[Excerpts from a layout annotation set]
************
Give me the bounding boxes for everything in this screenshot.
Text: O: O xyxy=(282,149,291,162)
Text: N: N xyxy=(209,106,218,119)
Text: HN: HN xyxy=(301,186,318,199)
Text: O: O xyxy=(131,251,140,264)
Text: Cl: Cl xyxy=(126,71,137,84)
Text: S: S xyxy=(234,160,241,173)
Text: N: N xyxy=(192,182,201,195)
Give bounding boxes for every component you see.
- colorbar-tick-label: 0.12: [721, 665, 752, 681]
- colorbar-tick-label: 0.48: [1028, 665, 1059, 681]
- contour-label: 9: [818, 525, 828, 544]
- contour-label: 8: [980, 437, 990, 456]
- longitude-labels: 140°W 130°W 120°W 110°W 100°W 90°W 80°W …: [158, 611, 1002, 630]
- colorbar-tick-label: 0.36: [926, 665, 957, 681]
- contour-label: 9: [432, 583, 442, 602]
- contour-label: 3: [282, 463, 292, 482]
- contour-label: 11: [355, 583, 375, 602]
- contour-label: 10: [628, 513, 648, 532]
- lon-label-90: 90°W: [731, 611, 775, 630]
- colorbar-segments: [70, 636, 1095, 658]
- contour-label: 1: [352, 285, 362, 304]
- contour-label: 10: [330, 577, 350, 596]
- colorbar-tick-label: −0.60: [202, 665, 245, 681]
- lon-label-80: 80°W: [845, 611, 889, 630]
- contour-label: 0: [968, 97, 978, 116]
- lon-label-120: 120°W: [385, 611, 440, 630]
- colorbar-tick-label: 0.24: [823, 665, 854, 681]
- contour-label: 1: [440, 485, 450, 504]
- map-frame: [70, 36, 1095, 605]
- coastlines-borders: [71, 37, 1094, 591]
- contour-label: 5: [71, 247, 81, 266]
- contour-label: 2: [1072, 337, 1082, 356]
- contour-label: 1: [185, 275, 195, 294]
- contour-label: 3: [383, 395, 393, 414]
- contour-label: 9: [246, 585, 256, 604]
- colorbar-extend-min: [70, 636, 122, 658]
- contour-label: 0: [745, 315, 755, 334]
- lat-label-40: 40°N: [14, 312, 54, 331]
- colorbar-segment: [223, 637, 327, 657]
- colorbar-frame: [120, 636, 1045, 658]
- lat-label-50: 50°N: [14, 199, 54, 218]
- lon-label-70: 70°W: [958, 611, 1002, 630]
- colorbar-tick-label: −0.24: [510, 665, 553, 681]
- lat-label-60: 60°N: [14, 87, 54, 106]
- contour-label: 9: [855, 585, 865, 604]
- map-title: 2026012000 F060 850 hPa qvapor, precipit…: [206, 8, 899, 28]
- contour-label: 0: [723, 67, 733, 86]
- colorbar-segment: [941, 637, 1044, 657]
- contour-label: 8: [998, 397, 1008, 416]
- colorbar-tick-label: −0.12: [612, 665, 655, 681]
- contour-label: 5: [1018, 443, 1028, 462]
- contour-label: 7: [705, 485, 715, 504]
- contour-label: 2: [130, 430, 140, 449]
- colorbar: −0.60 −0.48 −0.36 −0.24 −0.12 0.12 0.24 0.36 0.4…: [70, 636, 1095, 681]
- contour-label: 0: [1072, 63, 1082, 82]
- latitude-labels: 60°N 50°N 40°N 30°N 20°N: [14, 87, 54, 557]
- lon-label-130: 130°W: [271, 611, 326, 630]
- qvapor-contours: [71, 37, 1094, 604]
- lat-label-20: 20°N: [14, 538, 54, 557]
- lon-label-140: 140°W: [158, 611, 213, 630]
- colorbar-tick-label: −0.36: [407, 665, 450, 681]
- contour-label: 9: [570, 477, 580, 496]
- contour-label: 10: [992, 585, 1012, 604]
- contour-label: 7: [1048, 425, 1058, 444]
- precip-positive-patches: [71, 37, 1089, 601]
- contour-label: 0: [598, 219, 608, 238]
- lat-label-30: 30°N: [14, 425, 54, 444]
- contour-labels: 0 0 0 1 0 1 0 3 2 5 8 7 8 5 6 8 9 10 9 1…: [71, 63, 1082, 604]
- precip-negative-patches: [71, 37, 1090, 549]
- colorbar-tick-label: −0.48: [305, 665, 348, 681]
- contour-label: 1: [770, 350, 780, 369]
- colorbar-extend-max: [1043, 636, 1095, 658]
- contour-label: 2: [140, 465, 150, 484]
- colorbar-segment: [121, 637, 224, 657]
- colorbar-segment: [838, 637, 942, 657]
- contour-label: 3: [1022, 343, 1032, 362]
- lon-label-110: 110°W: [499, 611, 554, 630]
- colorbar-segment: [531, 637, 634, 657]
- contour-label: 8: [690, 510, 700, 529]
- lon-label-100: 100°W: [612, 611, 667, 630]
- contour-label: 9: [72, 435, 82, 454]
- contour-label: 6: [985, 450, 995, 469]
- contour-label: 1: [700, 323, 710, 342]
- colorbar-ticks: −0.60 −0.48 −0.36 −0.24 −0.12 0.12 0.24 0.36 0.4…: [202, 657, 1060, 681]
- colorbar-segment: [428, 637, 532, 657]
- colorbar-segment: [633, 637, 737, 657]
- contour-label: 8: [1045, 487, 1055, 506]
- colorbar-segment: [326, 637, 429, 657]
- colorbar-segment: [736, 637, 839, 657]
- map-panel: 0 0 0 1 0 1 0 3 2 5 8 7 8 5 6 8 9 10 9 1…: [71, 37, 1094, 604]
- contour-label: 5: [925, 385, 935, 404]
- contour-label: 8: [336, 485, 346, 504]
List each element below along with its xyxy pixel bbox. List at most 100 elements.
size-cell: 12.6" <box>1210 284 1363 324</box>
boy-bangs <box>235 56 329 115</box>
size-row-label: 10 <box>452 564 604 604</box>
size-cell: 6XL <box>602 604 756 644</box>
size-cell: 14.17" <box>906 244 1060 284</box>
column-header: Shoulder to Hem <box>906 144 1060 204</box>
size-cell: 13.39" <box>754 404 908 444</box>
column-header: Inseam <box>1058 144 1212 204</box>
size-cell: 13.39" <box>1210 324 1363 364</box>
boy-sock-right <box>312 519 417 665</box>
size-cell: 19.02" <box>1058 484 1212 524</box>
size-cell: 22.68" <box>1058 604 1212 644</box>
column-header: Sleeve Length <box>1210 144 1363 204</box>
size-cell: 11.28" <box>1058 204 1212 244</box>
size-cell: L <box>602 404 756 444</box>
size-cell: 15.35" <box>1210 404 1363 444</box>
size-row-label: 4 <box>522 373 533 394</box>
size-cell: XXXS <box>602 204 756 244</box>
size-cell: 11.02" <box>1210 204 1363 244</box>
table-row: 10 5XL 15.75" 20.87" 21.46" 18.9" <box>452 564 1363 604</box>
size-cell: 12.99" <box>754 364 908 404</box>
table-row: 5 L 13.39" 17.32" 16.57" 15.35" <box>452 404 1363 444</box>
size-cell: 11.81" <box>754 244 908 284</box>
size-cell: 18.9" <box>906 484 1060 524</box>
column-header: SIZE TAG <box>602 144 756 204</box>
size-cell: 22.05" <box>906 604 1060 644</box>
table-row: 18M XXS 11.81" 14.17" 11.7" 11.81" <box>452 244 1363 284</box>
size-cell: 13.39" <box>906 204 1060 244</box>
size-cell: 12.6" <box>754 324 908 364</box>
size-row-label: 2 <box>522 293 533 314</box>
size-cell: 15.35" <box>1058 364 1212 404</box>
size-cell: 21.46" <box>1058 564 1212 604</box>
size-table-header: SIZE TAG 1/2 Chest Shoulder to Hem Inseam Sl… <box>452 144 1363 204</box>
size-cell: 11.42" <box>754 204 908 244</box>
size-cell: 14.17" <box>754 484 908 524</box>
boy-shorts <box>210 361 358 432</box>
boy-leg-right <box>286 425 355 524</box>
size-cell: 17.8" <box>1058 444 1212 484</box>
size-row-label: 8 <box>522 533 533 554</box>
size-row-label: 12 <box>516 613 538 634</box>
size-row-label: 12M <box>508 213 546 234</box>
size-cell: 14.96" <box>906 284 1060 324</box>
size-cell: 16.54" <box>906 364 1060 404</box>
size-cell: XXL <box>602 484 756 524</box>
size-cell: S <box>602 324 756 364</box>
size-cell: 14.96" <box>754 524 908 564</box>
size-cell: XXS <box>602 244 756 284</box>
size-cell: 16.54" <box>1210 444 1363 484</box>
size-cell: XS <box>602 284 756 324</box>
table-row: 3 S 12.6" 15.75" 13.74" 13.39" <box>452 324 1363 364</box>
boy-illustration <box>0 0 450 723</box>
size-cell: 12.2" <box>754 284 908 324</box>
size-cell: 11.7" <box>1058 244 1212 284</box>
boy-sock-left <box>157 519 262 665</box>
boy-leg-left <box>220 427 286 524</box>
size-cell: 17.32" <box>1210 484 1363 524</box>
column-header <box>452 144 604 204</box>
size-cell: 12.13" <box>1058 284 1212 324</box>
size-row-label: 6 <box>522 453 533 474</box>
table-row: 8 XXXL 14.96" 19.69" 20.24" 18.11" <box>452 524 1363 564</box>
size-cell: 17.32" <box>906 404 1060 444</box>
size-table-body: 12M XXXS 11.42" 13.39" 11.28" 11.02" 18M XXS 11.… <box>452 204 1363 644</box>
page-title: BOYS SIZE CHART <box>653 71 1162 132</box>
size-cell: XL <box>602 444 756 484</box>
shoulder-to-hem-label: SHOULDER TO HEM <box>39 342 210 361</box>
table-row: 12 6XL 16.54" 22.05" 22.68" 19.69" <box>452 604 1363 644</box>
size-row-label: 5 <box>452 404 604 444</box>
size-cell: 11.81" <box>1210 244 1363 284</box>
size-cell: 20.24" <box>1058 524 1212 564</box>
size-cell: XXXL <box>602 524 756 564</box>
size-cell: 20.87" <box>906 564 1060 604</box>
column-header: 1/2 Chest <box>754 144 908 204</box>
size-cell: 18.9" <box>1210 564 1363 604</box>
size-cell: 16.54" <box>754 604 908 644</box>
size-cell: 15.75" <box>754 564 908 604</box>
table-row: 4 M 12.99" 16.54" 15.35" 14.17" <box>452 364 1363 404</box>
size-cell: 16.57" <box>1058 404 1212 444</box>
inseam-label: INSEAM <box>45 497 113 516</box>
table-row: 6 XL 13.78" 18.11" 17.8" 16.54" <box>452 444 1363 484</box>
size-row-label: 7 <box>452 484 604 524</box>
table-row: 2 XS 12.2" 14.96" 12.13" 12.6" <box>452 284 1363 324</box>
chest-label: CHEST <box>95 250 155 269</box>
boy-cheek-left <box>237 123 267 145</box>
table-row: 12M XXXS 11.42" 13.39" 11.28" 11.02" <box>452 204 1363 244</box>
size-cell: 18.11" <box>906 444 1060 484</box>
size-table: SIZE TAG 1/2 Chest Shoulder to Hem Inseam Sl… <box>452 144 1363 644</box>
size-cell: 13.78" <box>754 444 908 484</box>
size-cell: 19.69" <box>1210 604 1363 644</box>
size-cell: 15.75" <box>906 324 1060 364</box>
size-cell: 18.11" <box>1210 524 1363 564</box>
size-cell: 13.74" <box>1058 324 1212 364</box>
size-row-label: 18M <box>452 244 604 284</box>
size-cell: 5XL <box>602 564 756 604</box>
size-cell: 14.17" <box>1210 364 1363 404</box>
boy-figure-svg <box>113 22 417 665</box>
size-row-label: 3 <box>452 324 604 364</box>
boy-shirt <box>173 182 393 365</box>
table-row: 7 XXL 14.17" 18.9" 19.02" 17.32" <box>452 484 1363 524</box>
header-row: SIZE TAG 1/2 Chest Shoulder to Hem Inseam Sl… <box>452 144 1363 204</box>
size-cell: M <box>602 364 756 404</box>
************
▸ Required work:
Copy out, word for word, the stretch of the records above from the very first line through the line containing "- contour-label: 9: [432, 583, 442, 602]", with both of those lines included.

▸ Task result:
Give me the bounding boxes for everything in this screenshot.
Text: O: O xyxy=(282,149,291,162)
Text: N: N xyxy=(209,106,218,119)
Text: HN: HN xyxy=(301,186,318,199)
Text: O: O xyxy=(131,251,140,264)
Text: Cl: Cl xyxy=(126,71,137,84)
Text: S: S xyxy=(234,160,241,173)
Text: N: N xyxy=(192,182,201,195)
Give bounding boxes for every component you see.
- colorbar-tick-label: 0.12: [721, 665, 752, 681]
- colorbar-tick-label: 0.48: [1028, 665, 1059, 681]
- contour-label: 9: [818, 525, 828, 544]
- contour-label: 8: [980, 437, 990, 456]
- longitude-labels: 140°W 130°W 120°W 110°W 100°W 90°W 80°W …: [158, 611, 1002, 630]
- colorbar-tick-label: 0.36: [926, 665, 957, 681]
- contour-label: 9: [432, 583, 442, 602]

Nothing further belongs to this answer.